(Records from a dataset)
** begin **

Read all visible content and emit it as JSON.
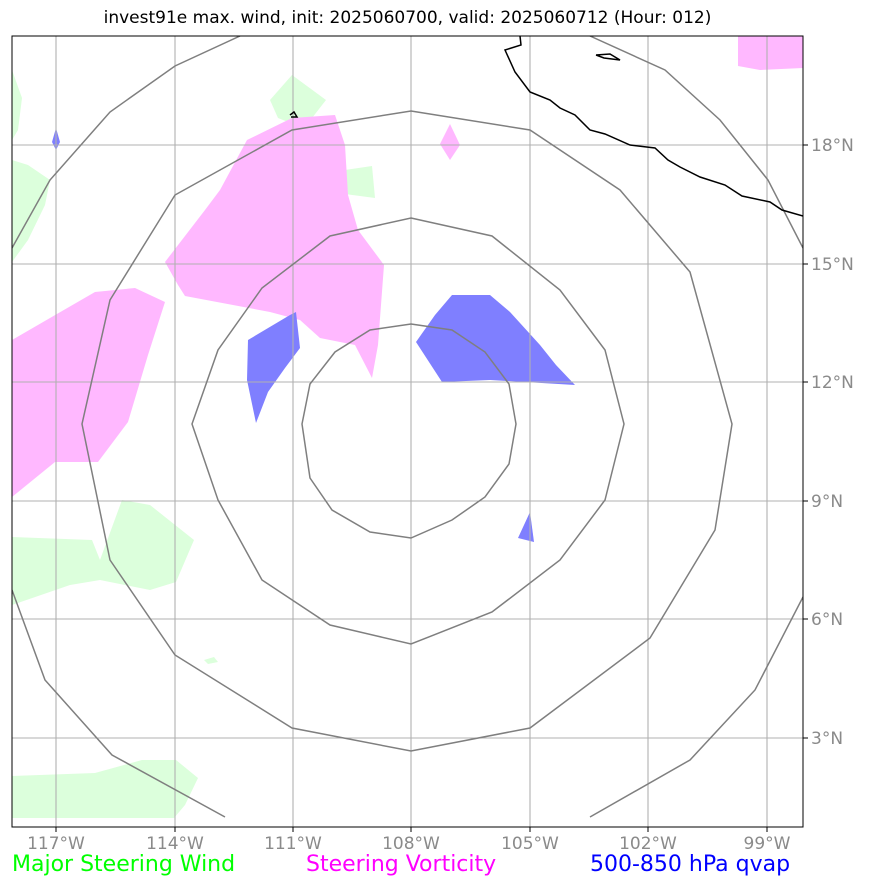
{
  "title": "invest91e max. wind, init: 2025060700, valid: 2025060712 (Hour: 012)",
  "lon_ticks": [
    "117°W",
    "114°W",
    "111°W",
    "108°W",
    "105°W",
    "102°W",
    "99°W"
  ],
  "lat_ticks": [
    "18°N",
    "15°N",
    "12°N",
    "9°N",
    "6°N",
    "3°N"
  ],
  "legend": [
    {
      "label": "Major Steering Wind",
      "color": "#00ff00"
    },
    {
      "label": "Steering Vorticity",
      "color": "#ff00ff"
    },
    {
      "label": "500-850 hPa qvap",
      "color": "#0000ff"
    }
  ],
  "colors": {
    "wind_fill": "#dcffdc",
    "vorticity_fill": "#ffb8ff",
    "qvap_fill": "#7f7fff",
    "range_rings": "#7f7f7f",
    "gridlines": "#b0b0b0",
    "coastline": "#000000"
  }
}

** end **

WHAT TO PRODUCE:
Leave out all images, then reproduce the entries above exactly.

WRITTEN REPLY:
Read all visible content and emit it as JSON.
{
  "title": "invest91e max. wind, init: 2025060700, valid: 2025060712 (Hour: 012)",
  "lon_ticks": [
    "117°W",
    "114°W",
    "111°W",
    "108°W",
    "105°W",
    "102°W",
    "99°W"
  ],
  "lat_ticks": [
    "18°N",
    "15°N",
    "12°N",
    "9°N",
    "6°N",
    "3°N"
  ],
  "legend": [
    {
      "label": "Major Steering Wind",
      "color": "#00ff00"
    },
    {
      "label": "Steering Vorticity",
      "color": "#ff00ff"
    },
    {
      "label": "500-850 hPa qvap",
      "color": "#0000ff"
    }
  ],
  "colors": {
    "wind_fill": "#dcffdc",
    "vorticity_fill": "#ffb8ff",
    "qvap_fill": "#7f7fff",
    "range_rings": "#7f7f7f",
    "gridlines": "#b0b0b0",
    "coastline": "#000000"
  }
}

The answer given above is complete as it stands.